PROBLEM TO WORK ON
Scan the lines and state how many carry "beach". Leave out everything but the number.

(Stored data)
>>>
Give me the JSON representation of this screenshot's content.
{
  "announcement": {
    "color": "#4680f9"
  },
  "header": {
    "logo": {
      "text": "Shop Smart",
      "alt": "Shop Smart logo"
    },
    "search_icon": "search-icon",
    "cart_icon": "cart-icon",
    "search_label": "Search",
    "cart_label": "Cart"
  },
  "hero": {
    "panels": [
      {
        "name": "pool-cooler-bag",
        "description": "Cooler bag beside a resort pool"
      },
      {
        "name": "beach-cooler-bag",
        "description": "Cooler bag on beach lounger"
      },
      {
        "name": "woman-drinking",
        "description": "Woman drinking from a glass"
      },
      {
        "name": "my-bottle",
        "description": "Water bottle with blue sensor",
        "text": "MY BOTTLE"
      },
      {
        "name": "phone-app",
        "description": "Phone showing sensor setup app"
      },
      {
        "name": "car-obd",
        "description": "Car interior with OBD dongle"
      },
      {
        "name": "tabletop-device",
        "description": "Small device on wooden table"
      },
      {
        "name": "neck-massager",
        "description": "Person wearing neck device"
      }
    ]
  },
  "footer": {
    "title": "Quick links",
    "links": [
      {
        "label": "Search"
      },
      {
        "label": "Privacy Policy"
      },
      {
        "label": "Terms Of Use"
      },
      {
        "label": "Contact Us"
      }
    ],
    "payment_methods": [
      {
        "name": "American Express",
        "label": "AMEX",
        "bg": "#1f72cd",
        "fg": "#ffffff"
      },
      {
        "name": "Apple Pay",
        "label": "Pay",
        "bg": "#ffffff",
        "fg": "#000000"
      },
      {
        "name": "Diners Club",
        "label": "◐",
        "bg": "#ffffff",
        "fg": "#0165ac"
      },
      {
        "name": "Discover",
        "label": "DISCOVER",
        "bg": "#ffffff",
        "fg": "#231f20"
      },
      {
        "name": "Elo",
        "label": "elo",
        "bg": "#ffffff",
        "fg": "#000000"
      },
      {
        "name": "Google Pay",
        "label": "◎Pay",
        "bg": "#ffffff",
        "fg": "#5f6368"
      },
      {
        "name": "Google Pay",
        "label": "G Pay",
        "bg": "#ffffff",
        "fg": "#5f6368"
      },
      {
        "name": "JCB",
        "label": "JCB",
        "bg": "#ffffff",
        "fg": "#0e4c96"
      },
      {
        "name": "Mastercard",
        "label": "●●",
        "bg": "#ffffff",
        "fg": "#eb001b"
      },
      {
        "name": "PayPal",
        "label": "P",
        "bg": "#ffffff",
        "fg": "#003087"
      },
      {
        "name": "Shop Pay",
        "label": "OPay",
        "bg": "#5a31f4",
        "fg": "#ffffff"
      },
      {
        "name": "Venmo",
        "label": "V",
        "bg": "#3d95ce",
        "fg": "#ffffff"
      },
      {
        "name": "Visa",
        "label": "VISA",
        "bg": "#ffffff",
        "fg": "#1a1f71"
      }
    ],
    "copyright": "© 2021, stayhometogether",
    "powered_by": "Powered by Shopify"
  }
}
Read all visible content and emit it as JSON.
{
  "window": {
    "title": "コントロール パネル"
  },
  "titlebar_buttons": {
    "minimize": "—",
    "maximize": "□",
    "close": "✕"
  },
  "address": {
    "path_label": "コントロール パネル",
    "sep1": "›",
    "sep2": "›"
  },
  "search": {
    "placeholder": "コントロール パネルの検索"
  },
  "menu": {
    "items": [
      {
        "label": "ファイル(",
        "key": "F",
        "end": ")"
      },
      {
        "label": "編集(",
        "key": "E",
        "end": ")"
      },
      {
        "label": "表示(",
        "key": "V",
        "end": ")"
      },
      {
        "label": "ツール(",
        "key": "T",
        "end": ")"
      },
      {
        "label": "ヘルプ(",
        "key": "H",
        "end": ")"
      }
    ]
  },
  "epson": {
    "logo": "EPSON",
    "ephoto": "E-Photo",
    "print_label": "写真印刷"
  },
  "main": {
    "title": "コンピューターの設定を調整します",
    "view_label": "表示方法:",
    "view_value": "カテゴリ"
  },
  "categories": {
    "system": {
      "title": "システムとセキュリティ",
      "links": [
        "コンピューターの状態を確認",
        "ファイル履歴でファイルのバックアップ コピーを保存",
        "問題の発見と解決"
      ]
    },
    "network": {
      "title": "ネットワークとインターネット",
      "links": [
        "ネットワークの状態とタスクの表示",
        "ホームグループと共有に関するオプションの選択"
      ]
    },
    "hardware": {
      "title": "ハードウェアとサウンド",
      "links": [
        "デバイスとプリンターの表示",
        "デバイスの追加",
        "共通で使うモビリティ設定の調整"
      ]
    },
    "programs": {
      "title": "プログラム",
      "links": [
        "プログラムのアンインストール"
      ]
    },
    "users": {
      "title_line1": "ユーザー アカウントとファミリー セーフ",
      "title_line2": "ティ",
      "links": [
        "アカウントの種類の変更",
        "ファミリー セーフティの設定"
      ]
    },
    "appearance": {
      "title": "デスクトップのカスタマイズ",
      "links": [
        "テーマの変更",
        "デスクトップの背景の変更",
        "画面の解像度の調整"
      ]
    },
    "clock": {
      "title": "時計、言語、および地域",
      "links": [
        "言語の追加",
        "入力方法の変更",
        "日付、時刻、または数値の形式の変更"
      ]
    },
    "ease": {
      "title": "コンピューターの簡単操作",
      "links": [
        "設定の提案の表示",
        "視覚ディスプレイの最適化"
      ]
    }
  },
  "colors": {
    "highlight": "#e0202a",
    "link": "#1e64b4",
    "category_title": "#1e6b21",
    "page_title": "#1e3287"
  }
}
<<<
FULL OUTPUT
2